### Supplied records
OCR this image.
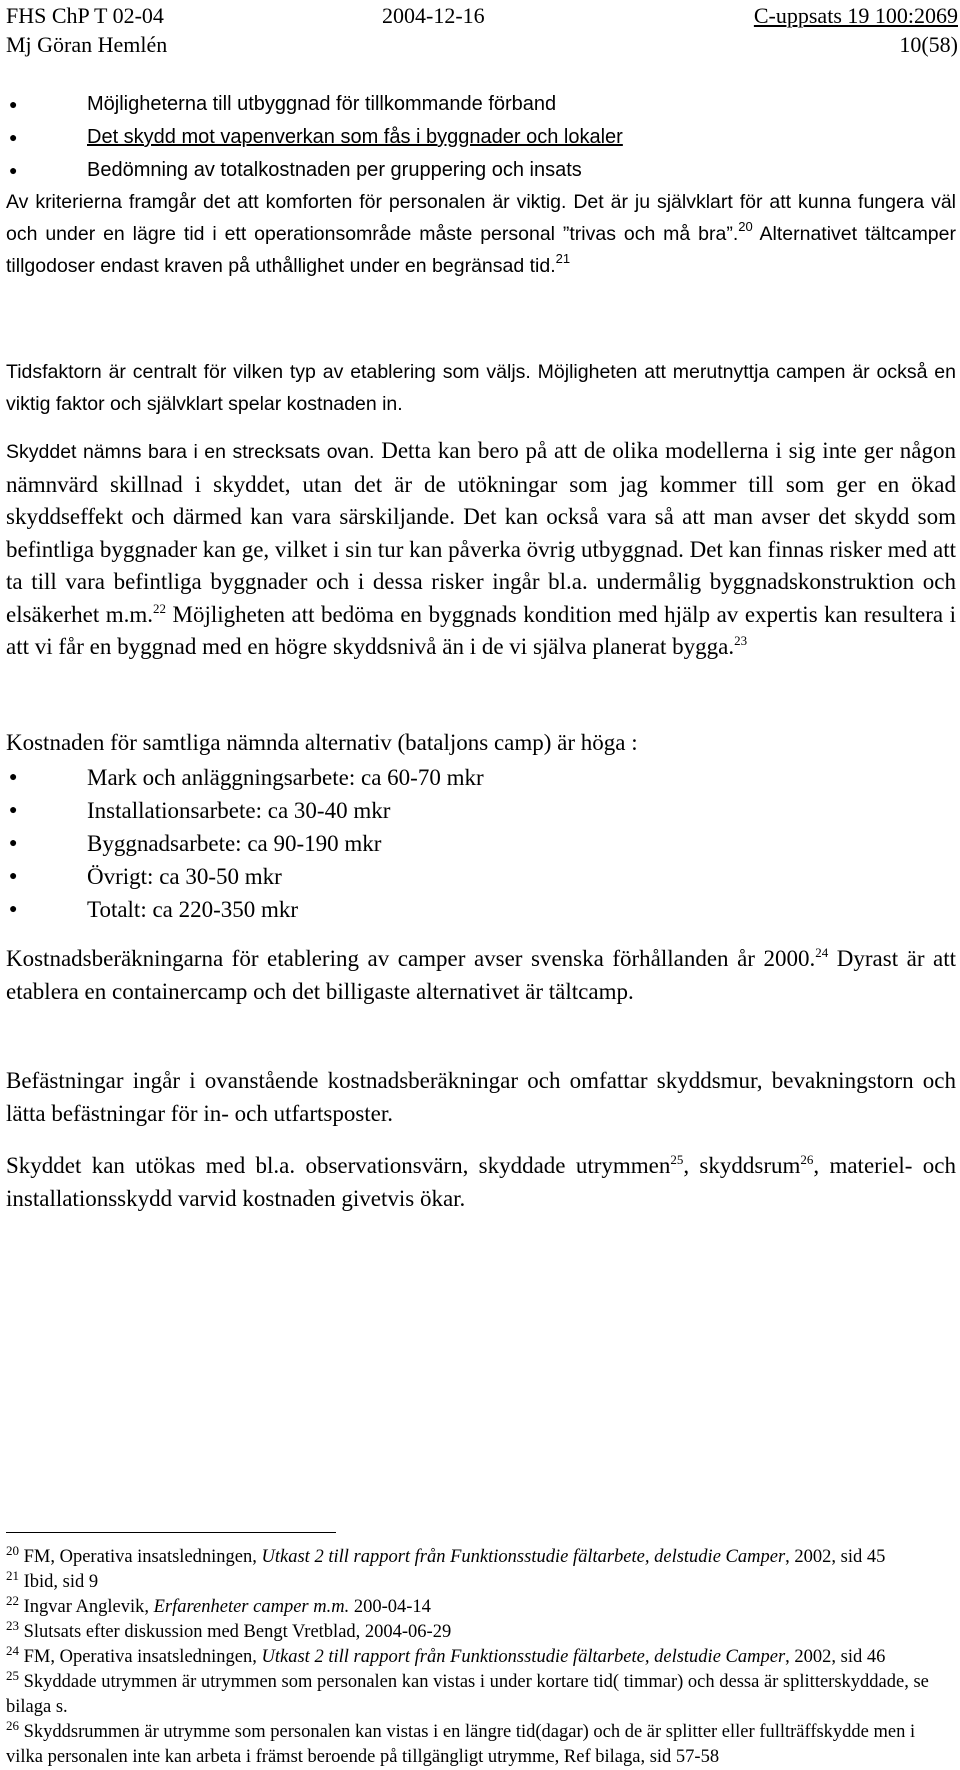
FHS ChP T 02-04	2004-12-16	C-uppsats 19 100:2069
Mj Göran Hemlén	10(58)
● Möjligheterna till utbyggnad för tillkommande förband
● Det skydd mot vapenverkan som fås i byggnader och lokaler
● Bedömning av totalkostnaden per gruppering och insats

Av kriterierna framgår det att komforten för personalen är viktig. Det är ju självklart för att kunna fungera väl och under en lägre tid i ett operationsområde måste personal ”trivas och må bra”.$^{20}$ Alternativet tältcamper tillgodoser endast kraven på uthållighet under en begränsad tid.$^{21}$

Tidsfaktorn är centralt för vilken typ av etablering som väljs. Möjligheten att merutnyttja campen är också en viktig faktor och självklart spelar kostnaden in.

Skyddet nämns bara i en strecksats ovan. Detta kan bero på att de olika modellerna i sig inte ger någon nämnvärd skillnad i skyddet, utan det är de utökningar som jag kommer till som ger en ökad skyddseffekt och därmed kan vara särskiljande. Det kan också vara så att man avser det skydd som befintliga byggnader kan ge, vilket i sin tur kan påverka övrig utbyggnad. Det kan finnas risker med att ta till vara befintliga byggnader och i dessa risker ingår bl.a. undermålig byggnadskonstruktion och elsäkerhet m.m.$^{22}$ Möjligheten att bedöma en byggnads kondition med hjälp av expertis kan resultera i att vi får en byggnad med en högre skyddsnivå än i de vi själva planerat bygga.$^{23}$

Kostnaden för samtliga nämnda alternativ (bataljons camp) är höga :

● Mark och anläggningsarbete: ca 60-70 mkr
● Installationsarbete: ca 30-40 mkr
● Byggnadsarbete: ca 90-190 mkr
● Övrigt: ca 30-50 mkr
● Totalt: ca 220-350 mkr

Kostnadsberäkningarna för etablering av camper avser svenska förhållanden år 2000.24 Dyrast är att etablera en containercamp och det billigaste alternativet är tältcamp.

Befästningar ingår i ovanstående kostnadsberäkningar och omfattar skyddsmur, bevakningstorn och lätta befästningar för in- och utfartsposter.

Skyddet kan utökas med bl.a. observationsvärn, skyddade utrymmen$^{25}$, skyddsrum$^{26}$, materiel- och installationsskydd varvid kostnaden givetvis ökar.

$^{20}$ FM, Operativa insatsledningen, Utkast 2 till rapport från Funktionsstudie fältarbete, delstudie Camper, 2002, sid 45
$^{21}$ Ibid, sid 9
$^{22}$ Ingvar Anglevik, Erfarenheter camper m.m. 200-04-14
$^{23}$ Slutsats efter diskussion med Bengt Vretblad, 2004-06-29
$^{24}$ FM, Operativa insatsledningen, Utkast 2 till rapport från Funktionsstudie fältarbete, delstudie Camper, 2002, sid 46
$^{25}$ Skyddade utrymmen är utrymmen som personalen kan vistas i under kortare tid( timmar) och dessa är splitterskyddade, se bilaga s.
$^{26}$ Skyddsrummen är utrymme som personalen kan vistas i en längre tid(dagar) och de är splitter eller fullträffskydde men i vilka personalen inte kan arbeta i främst beroende på tillgängligt utrymme, Ref bilaga, sid 57-58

### Given task
For the listing above, identify each line bearing "utrymmen".

### Answer
Skyddet kan utökas med bl.a. observationsvärn, skyddade utrymmen$^{25}$, skyddsrum$^{26}$, materiel- och installationsskydd varvid kostnaden givetvis ökar.
$^{25}$ Skyddade utrymmen är utrymmen som personalen kan vistas i under kortare tid( timmar) och dessa är splitterskyddade, se bilaga s.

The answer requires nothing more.